### Task goal
Write out all records as given; omit images.

### Supplied entries
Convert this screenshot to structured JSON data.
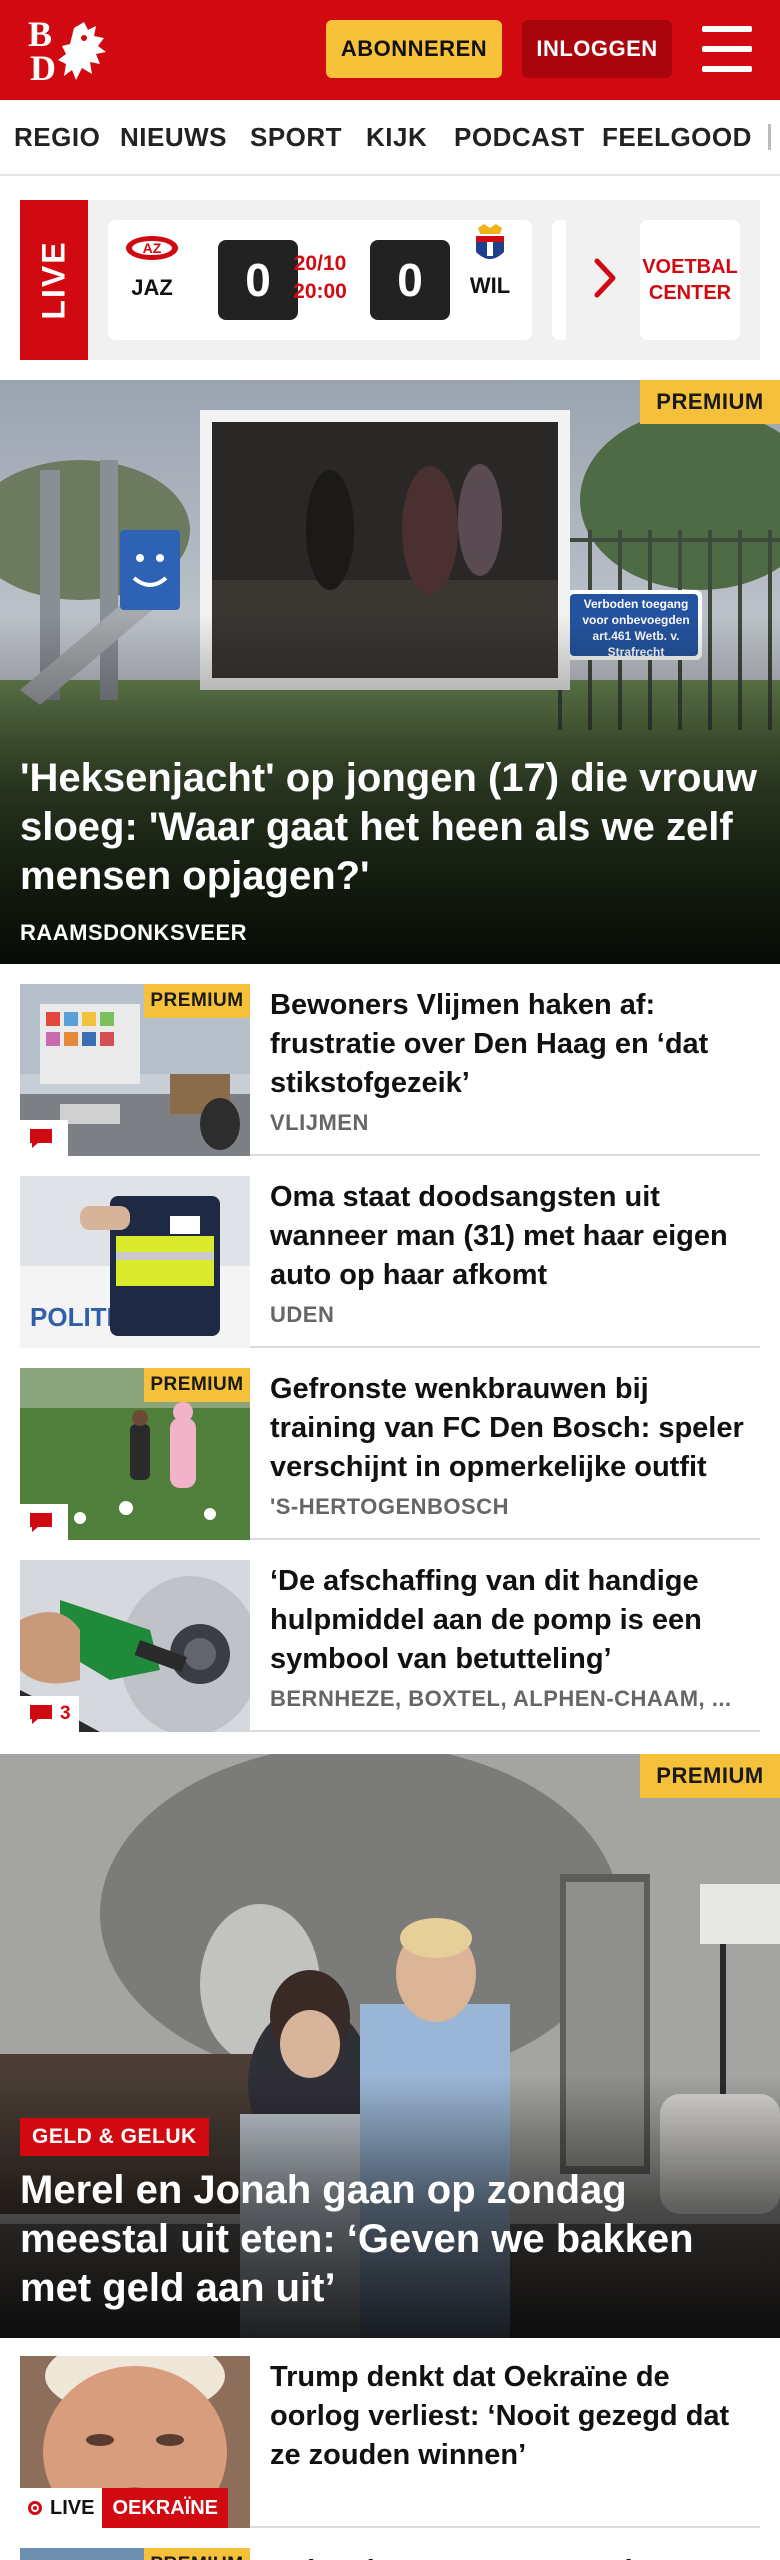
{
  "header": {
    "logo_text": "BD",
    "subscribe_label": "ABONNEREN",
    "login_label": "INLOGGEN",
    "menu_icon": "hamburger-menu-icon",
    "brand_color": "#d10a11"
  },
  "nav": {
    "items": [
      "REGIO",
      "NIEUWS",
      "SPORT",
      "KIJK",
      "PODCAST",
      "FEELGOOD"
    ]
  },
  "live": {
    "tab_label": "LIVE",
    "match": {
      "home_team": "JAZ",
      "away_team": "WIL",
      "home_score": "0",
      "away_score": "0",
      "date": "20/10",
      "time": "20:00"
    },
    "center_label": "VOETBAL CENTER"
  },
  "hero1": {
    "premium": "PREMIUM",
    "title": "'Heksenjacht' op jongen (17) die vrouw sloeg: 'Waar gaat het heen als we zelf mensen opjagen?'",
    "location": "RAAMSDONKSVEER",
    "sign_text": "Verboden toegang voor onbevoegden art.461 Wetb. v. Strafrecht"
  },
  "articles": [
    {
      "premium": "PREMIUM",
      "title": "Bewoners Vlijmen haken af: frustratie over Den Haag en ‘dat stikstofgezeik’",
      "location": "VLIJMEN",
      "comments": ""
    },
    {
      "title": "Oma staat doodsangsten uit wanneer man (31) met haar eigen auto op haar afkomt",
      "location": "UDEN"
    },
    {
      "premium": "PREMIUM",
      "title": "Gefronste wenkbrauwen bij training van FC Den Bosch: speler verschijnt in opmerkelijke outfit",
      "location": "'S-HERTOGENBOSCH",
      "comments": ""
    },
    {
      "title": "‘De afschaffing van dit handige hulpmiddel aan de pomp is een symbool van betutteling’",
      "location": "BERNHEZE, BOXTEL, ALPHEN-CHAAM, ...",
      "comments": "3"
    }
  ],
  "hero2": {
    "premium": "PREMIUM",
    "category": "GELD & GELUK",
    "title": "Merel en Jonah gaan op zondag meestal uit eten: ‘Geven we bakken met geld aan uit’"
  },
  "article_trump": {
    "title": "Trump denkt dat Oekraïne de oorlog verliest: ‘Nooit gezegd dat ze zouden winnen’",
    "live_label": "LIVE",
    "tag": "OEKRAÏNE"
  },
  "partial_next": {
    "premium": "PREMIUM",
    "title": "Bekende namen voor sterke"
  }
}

### Task answer
Convert this screenshot to structured JSON data.
{
  "header": {
    "logo_text": "BD",
    "subscribe_label": "ABONNEREN",
    "login_label": "INLOGGEN",
    "menu_icon": "hamburger-menu-icon",
    "brand_color": "#d10a11"
  },
  "nav": {
    "items": [
      "REGIO",
      "NIEUWS",
      "SPORT",
      "KIJK",
      "PODCAST",
      "FEELGOOD"
    ]
  },
  "live": {
    "tab_label": "LIVE",
    "match": {
      "home_team": "JAZ",
      "away_team": "WIL",
      "home_score": "0",
      "away_score": "0",
      "date": "20/10",
      "time": "20:00"
    },
    "center_label": "VOETBAL CENTER"
  },
  "hero1": {
    "premium": "PREMIUM",
    "title": "'Heksenjacht' op jongen (17) die vrouw sloeg: 'Waar gaat het heen als we zelf mensen opjagen?'",
    "location": "RAAMSDONKSVEER",
    "sign_text": "Verboden toegang voor onbevoegden art.461 Wetb. v. Strafrecht"
  },
  "articles": [
    {
      "premium": "PREMIUM",
      "title": "Bewoners Vlijmen haken af: frustratie over Den Haag en ‘dat stikstofgezeik’",
      "location": "VLIJMEN",
      "comments": ""
    },
    {
      "title": "Oma staat doodsangsten uit wanneer man (31) met haar eigen auto op haar afkomt",
      "location": "UDEN"
    },
    {
      "premium": "PREMIUM",
      "title": "Gefronste wenkbrauwen bij training van FC Den Bosch: speler verschijnt in opmerkelijke outfit",
      "location": "'S-HERTOGENBOSCH",
      "comments": ""
    },
    {
      "title": "‘De afschaffing van dit handige hulpmiddel aan de pomp is een symbool van betutteling’",
      "location": "BERNHEZE, BOXTEL, ALPHEN-CHAAM, ...",
      "comments": "3"
    }
  ],
  "hero2": {
    "premium": "PREMIUM",
    "category": "GELD & GELUK",
    "title": "Merel en Jonah gaan op zondag meestal uit eten: ‘Geven we bakken met geld aan uit’"
  },
  "article_trump": {
    "title": "Trump denkt dat Oekraïne de oorlog verliest: ‘Nooit gezegd dat ze zouden winnen’",
    "live_label": "LIVE",
    "tag": "OEKRAÏNE"
  },
  "partial_next": {
    "premium": "PREMIUM",
    "title": "Bekende namen voor sterke"
  }
}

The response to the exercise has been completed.